TASK GOAL => In the listing that follows, count every line with the word "Евгеньевна" in it and write only the total.

AVAILABLE RECORDS =>
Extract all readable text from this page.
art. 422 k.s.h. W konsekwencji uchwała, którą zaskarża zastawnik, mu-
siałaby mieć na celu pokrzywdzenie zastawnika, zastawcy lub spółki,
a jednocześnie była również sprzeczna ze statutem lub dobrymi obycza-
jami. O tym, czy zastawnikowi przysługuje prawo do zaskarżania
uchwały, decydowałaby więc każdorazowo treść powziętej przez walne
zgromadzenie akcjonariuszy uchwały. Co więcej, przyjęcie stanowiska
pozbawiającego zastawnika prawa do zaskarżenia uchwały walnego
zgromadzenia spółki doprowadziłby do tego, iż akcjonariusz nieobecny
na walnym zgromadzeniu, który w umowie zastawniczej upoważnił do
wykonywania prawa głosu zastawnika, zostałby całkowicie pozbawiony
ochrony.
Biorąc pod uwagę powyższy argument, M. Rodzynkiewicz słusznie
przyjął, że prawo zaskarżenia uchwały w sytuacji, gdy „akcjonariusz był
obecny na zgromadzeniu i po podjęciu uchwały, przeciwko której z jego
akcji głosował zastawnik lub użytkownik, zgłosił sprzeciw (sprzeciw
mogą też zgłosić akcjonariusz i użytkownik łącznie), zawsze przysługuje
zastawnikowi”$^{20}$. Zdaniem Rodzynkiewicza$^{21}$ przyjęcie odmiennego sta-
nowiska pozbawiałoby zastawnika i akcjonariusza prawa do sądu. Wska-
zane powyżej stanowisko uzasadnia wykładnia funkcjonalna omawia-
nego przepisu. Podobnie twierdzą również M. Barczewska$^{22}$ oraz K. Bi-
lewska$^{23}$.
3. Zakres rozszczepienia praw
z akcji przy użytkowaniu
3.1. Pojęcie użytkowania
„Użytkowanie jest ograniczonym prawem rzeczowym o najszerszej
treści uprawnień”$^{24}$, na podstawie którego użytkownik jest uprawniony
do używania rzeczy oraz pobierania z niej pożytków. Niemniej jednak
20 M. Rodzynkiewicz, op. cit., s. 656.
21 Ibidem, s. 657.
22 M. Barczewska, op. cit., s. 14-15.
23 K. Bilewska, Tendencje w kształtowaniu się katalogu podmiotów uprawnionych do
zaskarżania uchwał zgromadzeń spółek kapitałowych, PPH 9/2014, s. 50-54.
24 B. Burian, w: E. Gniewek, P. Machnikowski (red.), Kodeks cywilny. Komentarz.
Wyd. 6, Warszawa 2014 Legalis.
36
...
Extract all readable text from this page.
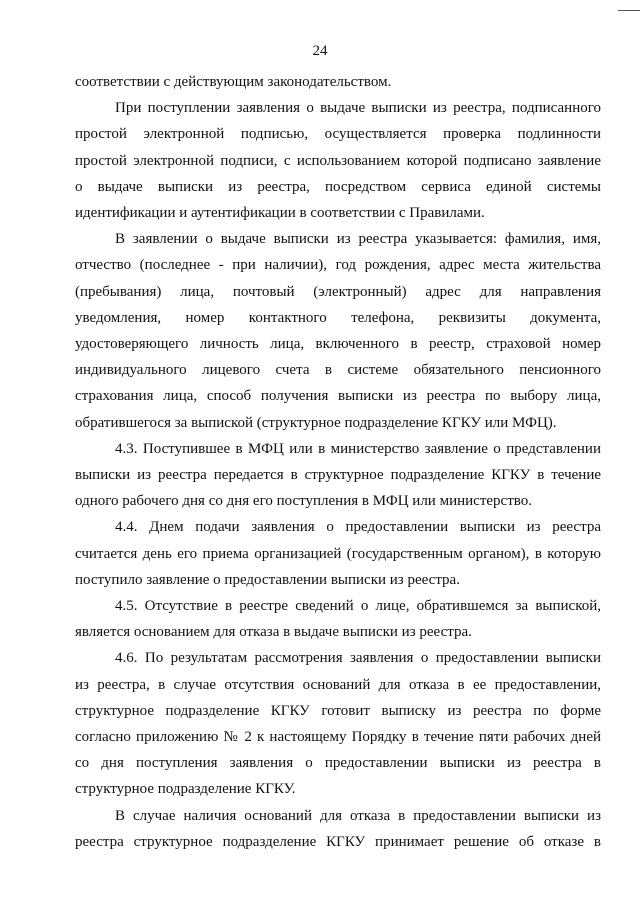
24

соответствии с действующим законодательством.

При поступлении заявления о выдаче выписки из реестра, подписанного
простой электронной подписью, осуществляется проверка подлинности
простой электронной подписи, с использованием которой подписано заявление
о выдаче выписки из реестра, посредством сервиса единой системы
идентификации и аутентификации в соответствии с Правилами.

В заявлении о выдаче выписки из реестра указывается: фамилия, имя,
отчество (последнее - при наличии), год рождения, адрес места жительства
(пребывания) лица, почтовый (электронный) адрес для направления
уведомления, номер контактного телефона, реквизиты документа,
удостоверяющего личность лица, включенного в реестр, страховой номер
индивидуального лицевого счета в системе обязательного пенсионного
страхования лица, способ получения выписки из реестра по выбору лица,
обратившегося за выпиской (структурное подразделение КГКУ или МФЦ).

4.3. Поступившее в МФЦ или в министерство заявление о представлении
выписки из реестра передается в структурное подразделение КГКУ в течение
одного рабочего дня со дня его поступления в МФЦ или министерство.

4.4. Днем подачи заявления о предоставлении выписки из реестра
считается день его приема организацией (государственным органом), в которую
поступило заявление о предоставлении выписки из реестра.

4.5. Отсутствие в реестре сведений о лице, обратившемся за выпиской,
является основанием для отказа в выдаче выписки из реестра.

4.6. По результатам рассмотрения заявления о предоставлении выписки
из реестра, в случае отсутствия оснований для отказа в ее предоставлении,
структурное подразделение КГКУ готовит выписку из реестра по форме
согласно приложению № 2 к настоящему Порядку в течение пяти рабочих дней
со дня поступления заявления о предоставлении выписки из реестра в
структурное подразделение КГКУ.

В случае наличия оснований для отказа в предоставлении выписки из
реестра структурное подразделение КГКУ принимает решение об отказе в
* * *
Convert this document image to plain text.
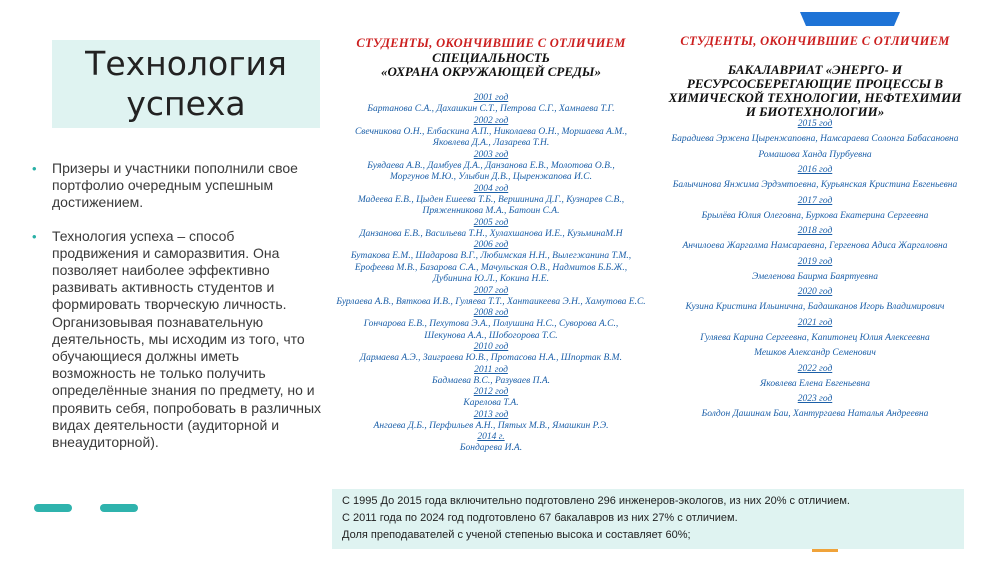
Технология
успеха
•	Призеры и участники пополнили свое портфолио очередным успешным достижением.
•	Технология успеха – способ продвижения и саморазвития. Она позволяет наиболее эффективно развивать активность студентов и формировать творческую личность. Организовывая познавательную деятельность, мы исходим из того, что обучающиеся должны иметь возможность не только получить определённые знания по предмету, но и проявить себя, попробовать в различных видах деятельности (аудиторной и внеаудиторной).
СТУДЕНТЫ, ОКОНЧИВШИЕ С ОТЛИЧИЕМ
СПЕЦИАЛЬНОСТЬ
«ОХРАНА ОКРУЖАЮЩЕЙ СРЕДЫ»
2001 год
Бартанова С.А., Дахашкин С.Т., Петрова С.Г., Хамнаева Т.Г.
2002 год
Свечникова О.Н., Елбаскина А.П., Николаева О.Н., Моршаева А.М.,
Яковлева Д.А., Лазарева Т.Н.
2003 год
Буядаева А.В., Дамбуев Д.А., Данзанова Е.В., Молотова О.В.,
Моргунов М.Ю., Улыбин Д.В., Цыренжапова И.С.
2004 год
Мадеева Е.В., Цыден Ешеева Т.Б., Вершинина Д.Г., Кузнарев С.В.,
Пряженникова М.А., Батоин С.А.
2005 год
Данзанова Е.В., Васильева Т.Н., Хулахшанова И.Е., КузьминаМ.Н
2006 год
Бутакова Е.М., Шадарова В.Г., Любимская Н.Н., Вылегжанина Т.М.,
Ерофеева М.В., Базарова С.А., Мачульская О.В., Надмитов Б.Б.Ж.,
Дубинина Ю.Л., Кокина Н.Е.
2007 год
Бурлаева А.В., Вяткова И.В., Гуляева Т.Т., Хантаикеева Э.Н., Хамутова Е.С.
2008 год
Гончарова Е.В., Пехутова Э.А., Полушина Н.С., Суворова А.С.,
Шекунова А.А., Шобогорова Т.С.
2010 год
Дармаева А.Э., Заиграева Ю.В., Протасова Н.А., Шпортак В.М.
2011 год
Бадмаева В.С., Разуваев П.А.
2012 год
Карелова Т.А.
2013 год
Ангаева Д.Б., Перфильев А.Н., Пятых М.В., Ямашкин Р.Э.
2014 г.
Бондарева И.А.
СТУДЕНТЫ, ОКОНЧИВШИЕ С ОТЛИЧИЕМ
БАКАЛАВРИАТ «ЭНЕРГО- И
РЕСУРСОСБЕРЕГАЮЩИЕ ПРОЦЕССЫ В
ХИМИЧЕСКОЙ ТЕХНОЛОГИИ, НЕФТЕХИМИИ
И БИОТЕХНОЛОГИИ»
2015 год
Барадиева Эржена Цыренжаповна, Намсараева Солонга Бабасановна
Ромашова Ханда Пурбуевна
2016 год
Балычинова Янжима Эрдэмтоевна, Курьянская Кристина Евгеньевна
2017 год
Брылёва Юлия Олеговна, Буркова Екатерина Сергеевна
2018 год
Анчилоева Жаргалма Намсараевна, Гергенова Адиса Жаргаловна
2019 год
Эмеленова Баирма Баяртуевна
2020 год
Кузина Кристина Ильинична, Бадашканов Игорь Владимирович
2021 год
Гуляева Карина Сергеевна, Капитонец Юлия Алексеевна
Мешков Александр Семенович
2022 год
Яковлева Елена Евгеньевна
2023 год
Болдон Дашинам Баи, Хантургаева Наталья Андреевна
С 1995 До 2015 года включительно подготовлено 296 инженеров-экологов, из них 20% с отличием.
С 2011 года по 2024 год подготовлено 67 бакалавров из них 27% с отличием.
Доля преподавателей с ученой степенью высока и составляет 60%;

TASK SOLUTION => 2